Objective
Gather every line below where "color" appears.

─── Records shown

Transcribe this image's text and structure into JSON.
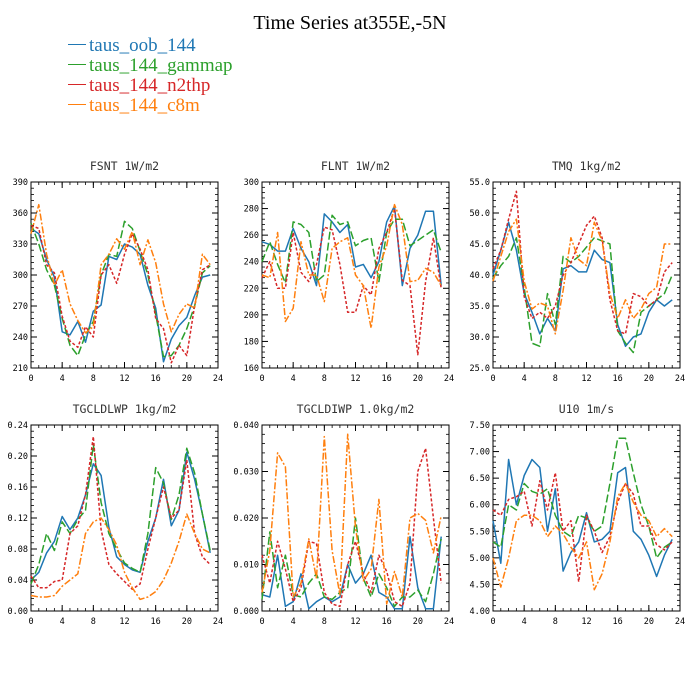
{
  "title": "Time Series at355E,-5N",
  "legend": [
    {
      "name": "taus_oob_144",
      "color": "#1f77b4"
    },
    {
      "name": "taus_144_gammap",
      "color": "#2ca02c"
    },
    {
      "name": "taus_144_n2thp",
      "color": "#d62728"
    },
    {
      "name": "taus_144_c8m",
      "color": "#ff7f0e"
    }
  ],
  "chart_data": [
    {
      "type": "line",
      "title": "FSNT   1W/m2",
      "xlim": [
        0,
        24
      ],
      "xticks": [
        0,
        4,
        8,
        12,
        16,
        20,
        24
      ],
      "ylim": [
        210,
        390
      ],
      "yticks": [
        210,
        240,
        270,
        300,
        330,
        360,
        390
      ],
      "ytick_labels": [
        "210",
        "240",
        "270",
        "300",
        "330",
        "360",
        "390"
      ],
      "x": [
        0,
        1,
        2,
        3,
        4,
        5,
        6,
        7,
        8,
        9,
        10,
        11,
        12,
        13,
        14,
        15,
        16,
        17,
        18,
        19,
        20,
        21,
        22,
        23
      ],
      "series": [
        {
          "name": "taus_oob_144",
          "values": [
            345,
            340,
            315,
            298,
            245,
            242,
            255,
            235,
            265,
            271,
            318,
            315,
            330,
            327,
            320,
            290,
            268,
            216,
            238,
            251,
            259,
            280,
            298,
            300
          ]
        },
        {
          "name": "taus_144_gammap",
          "values": [
            350,
            330,
            305,
            290,
            258,
            232,
            222,
            242,
            255,
            300,
            320,
            318,
            352,
            345,
            323,
            300,
            262,
            221,
            222,
            232,
            248,
            270,
            302,
            309
          ]
        },
        {
          "name": "taus_144_n2thp",
          "values": [
            348,
            345,
            310,
            302,
            260,
            236,
            230,
            250,
            240,
            300,
            310,
            292,
            320,
            340,
            325,
            305,
            258,
            248,
            215,
            232,
            222,
            270,
            305,
            310
          ]
        },
        {
          "name": "taus_144_c8m",
          "values": [
            340,
            368,
            320,
            290,
            305,
            272,
            256,
            244,
            250,
            310,
            320,
            335,
            325,
            342,
            310,
            334,
            312,
            272,
            245,
            262,
            272,
            268,
            320,
            310
          ]
        }
      ]
    },
    {
      "type": "line",
      "title": "FLNT   1W/m2",
      "xlim": [
        0,
        24
      ],
      "xticks": [
        0,
        4,
        8,
        12,
        16,
        20,
        24
      ],
      "ylim": [
        160,
        300
      ],
      "yticks": [
        160,
        180,
        200,
        220,
        240,
        260,
        280,
        300
      ],
      "ytick_labels": [
        "160",
        "180",
        "200",
        "220",
        "240",
        "260",
        "280",
        "300"
      ],
      "x": [
        0,
        1,
        2,
        3,
        4,
        5,
        6,
        7,
        8,
        9,
        10,
        11,
        12,
        13,
        14,
        15,
        16,
        17,
        18,
        19,
        20,
        21,
        22,
        23
      ],
      "series": [
        {
          "name": "taus_oob_144",
          "values": [
            255,
            253,
            248,
            248,
            265,
            250,
            240,
            222,
            276,
            270,
            262,
            268,
            236,
            238,
            228,
            240,
            270,
            282,
            222,
            250,
            260,
            278,
            278,
            222
          ]
        },
        {
          "name": "taus_144_gammap",
          "values": [
            240,
            255,
            238,
            224,
            270,
            268,
            262,
            225,
            230,
            275,
            268,
            270,
            252,
            256,
            258,
            225,
            262,
            272,
            272,
            252,
            256,
            260,
            264,
            247
          ]
        },
        {
          "name": "taus_144_n2thp",
          "values": [
            228,
            240,
            220,
            220,
            262,
            232,
            225,
            238,
            266,
            264,
            238,
            202,
            202,
            222,
            215,
            250,
            262,
            280,
            226,
            222,
            170,
            225,
            258,
            220
          ]
        },
        {
          "name": "taus_144_c8m",
          "values": [
            230,
            228,
            262,
            195,
            205,
            255,
            230,
            230,
            210,
            250,
            255,
            258,
            230,
            222,
            190,
            236,
            252,
            283,
            268,
            225,
            226,
            235,
            232,
            222
          ]
        }
      ]
    },
    {
      "type": "line",
      "title": "TMQ   1kg/m2",
      "xlim": [
        0,
        24
      ],
      "xticks": [
        0,
        4,
        8,
        12,
        16,
        20,
        24
      ],
      "ylim": [
        25,
        55
      ],
      "yticks": [
        25,
        30,
        35,
        40,
        45,
        50,
        55
      ],
      "ytick_labels": [
        "25.0",
        "30.0",
        "35.0",
        "40.0",
        "45.0",
        "50.0",
        "55.0"
      ],
      "x": [
        0,
        1,
        2,
        3,
        4,
        5,
        6,
        7,
        8,
        9,
        10,
        11,
        12,
        13,
        14,
        15,
        16,
        17,
        18,
        19,
        20,
        21,
        22,
        23
      ],
      "series": [
        {
          "name": "taus_oob_144",
          "values": [
            40,
            44,
            48.5,
            44,
            37,
            34,
            30.5,
            33,
            31,
            41,
            41.5,
            40.5,
            40.5,
            44,
            42.5,
            42,
            32,
            28.5,
            30,
            30.5,
            34,
            36,
            35,
            36
          ]
        },
        {
          "name": "taus_144_gammap",
          "values": [
            39.5,
            41.5,
            43,
            46,
            38,
            29,
            28.5,
            37,
            32,
            43,
            42,
            43,
            44.5,
            46,
            45.5,
            45,
            31,
            29,
            27.5,
            34,
            35,
            36,
            37,
            40
          ]
        },
        {
          "name": "taus_144_n2thp",
          "values": [
            41,
            44,
            49,
            53.5,
            36.5,
            33,
            34,
            33,
            35,
            40,
            42,
            45,
            48,
            49.5,
            46,
            36,
            31,
            30.5,
            37,
            36.5,
            35,
            36,
            40.5,
            42
          ]
        },
        {
          "name": "taus_144_c8m",
          "values": [
            39,
            43,
            47,
            49,
            39,
            34.5,
            35.5,
            35,
            30.5,
            37.5,
            46,
            42.5,
            41.5,
            48.5,
            45.5,
            37,
            33,
            36,
            33,
            34.5,
            37,
            38,
            45,
            45
          ]
        }
      ]
    },
    {
      "type": "line",
      "title": "TGCLDLWP   1kg/m2",
      "xlim": [
        0,
        24
      ],
      "xticks": [
        0,
        4,
        8,
        12,
        16,
        20,
        24
      ],
      "ylim": [
        0,
        0.24
      ],
      "yticks": [
        0,
        0.04,
        0.08,
        0.12,
        0.16,
        0.2,
        0.24
      ],
      "ytick_labels": [
        "0.00",
        "0.04",
        "0.08",
        "0.12",
        "0.16",
        "0.20",
        "0.24"
      ],
      "x": [
        0,
        1,
        2,
        3,
        4,
        5,
        6,
        7,
        8,
        9,
        10,
        11,
        12,
        13,
        14,
        15,
        16,
        17,
        18,
        19,
        20,
        21,
        22,
        23
      ],
      "series": [
        {
          "name": "taus_oob_144",
          "values": [
            0.04,
            0.05,
            0.075,
            0.09,
            0.122,
            0.105,
            0.12,
            0.15,
            0.19,
            0.175,
            0.108,
            0.07,
            0.06,
            0.053,
            0.05,
            0.09,
            0.12,
            0.17,
            0.11,
            0.13,
            0.205,
            0.17,
            0.125,
            0.075
          ]
        },
        {
          "name": "taus_144_gammap",
          "values": [
            0.035,
            0.06,
            0.1,
            0.078,
            0.115,
            0.1,
            0.118,
            0.13,
            0.215,
            0.14,
            0.1,
            0.08,
            0.062,
            0.055,
            0.05,
            0.1,
            0.185,
            0.165,
            0.118,
            0.15,
            0.21,
            0.178,
            0.125,
            0.078
          ]
        },
        {
          "name": "taus_144_n2thp",
          "values": [
            0.045,
            0.03,
            0.03,
            0.038,
            0.04,
            0.1,
            0.11,
            0.15,
            0.225,
            0.105,
            0.06,
            0.048,
            0.038,
            0.028,
            0.035,
            0.08,
            0.12,
            0.16,
            0.12,
            0.13,
            0.195,
            0.1,
            0.07,
            0.06
          ]
        },
        {
          "name": "taus_144_c8m",
          "values": [
            0.02,
            0.018,
            0.018,
            0.02,
            0.032,
            0.04,
            0.048,
            0.1,
            0.115,
            0.12,
            0.105,
            0.085,
            0.05,
            0.03,
            0.015,
            0.018,
            0.025,
            0.04,
            0.062,
            0.09,
            0.125,
            0.1,
            0.08,
            0.075
          ]
        }
      ]
    },
    {
      "type": "line",
      "title": "TGCLDIWP   1.0kg/m2",
      "xlim": [
        0,
        24
      ],
      "xticks": [
        0,
        4,
        8,
        12,
        16,
        20,
        24
      ],
      "ylim": [
        0,
        0.04
      ],
      "yticks": [
        0,
        0.01,
        0.02,
        0.03,
        0.04
      ],
      "ytick_labels": [
        "0.000",
        "0.010",
        "0.020",
        "0.030",
        "0.040"
      ],
      "x": [
        0,
        1,
        2,
        3,
        4,
        5,
        6,
        7,
        8,
        9,
        10,
        11,
        12,
        13,
        14,
        15,
        16,
        17,
        18,
        19,
        20,
        21,
        22,
        23
      ],
      "series": [
        {
          "name": "taus_oob_144",
          "values": [
            0.0035,
            0.003,
            0.012,
            0.001,
            0.002,
            0.008,
            0.0005,
            0.002,
            0.003,
            0.002,
            0.003,
            0.01,
            0.006,
            0.008,
            0.012,
            0.004,
            0.003,
            0.0005,
            0.0005,
            0.016,
            0.005,
            0.0005,
            0.0005,
            0.016
          ]
        },
        {
          "name": "taus_144_gammap",
          "values": [
            0.0025,
            0.017,
            0.005,
            0.012,
            0.0035,
            0.003,
            0.006,
            0.008,
            0.003,
            0.0025,
            0.004,
            0.005,
            0.02,
            0.007,
            0.003,
            0.008,
            0.005,
            0.001,
            0.003,
            0.003,
            0.0045,
            0.002,
            0.008,
            0.0155
          ]
        },
        {
          "name": "taus_144_n2thp",
          "values": [
            0.012,
            0.006,
            0.015,
            0.009,
            0.002,
            0.005,
            0.015,
            0.0145,
            0.004,
            0.0015,
            0.001,
            0.01,
            0.015,
            0.008,
            0.004,
            0.012,
            0.0085,
            0.002,
            0.001,
            0.006,
            0.03,
            0.035,
            0.02,
            0.006
          ]
        },
        {
          "name": "taus_144_c8m",
          "values": [
            0.004,
            0.013,
            0.034,
            0.031,
            0.003,
            0.006,
            0.0155,
            0.007,
            0.0375,
            0.013,
            0.0035,
            0.038,
            0.018,
            0.0065,
            0.009,
            0.024,
            0.0015,
            0.0085,
            0.003,
            0.02,
            0.021,
            0.0195,
            0.0125,
            0.0205
          ]
        }
      ]
    },
    {
      "type": "line",
      "title": "U10   1m/s",
      "xlim": [
        0,
        24
      ],
      "xticks": [
        0,
        4,
        8,
        12,
        16,
        20,
        24
      ],
      "ylim": [
        4,
        7.5
      ],
      "yticks": [
        4,
        4.5,
        5,
        5.5,
        6,
        6.5,
        7,
        7.5
      ],
      "ytick_labels": [
        "4.00",
        "4.50",
        "5.00",
        "5.50",
        "6.00",
        "6.50",
        "7.00",
        "7.50"
      ],
      "x": [
        0,
        1,
        2,
        3,
        4,
        5,
        6,
        7,
        8,
        9,
        10,
        11,
        12,
        13,
        14,
        15,
        16,
        17,
        18,
        19,
        20,
        21,
        22,
        23
      ],
      "series": [
        {
          "name": "taus_oob_144",
          "values": [
            5.7,
            4.9,
            6.85,
            6.0,
            6.55,
            6.85,
            6.7,
            5.5,
            6.3,
            4.75,
            5.1,
            5.3,
            5.85,
            5.3,
            5.35,
            5.5,
            6.6,
            6.7,
            5.5,
            5.35,
            5.05,
            4.65,
            5.05,
            5.35
          ]
        },
        {
          "name": "taus_144_gammap",
          "values": [
            5.3,
            5.2,
            6.0,
            5.9,
            6.4,
            6.25,
            6.2,
            6.3,
            5.8,
            5.5,
            5.4,
            5.8,
            5.75,
            5.5,
            5.6,
            6.4,
            7.25,
            7.25,
            6.6,
            6.0,
            5.6,
            5.0,
            5.2,
            5.3
          ]
        },
        {
          "name": "taus_144_n2thp",
          "values": [
            5.9,
            5.8,
            6.1,
            6.15,
            6.25,
            5.6,
            6.45,
            5.9,
            6.6,
            5.5,
            5.7,
            4.55,
            5.8,
            5.5,
            5.1,
            5.4,
            6.05,
            6.4,
            6.2,
            5.6,
            5.6,
            5.25,
            5.15,
            5.3
          ]
        },
        {
          "name": "taus_144_c8m",
          "values": [
            5.0,
            4.45,
            5.0,
            5.7,
            5.8,
            5.8,
            5.7,
            5.4,
            5.6,
            5.45,
            5.2,
            5.0,
            5.3,
            4.4,
            4.7,
            5.3,
            6.15,
            6.4,
            6.05,
            5.8,
            5.7,
            5.4,
            5.55,
            5.4
          ]
        }
      ]
    }
  ]
}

──────

Written response
      "color": "#1f77b4"
      "color": "#2ca02c"
      "color": "#d62728"
      "color": "#ff7f0e"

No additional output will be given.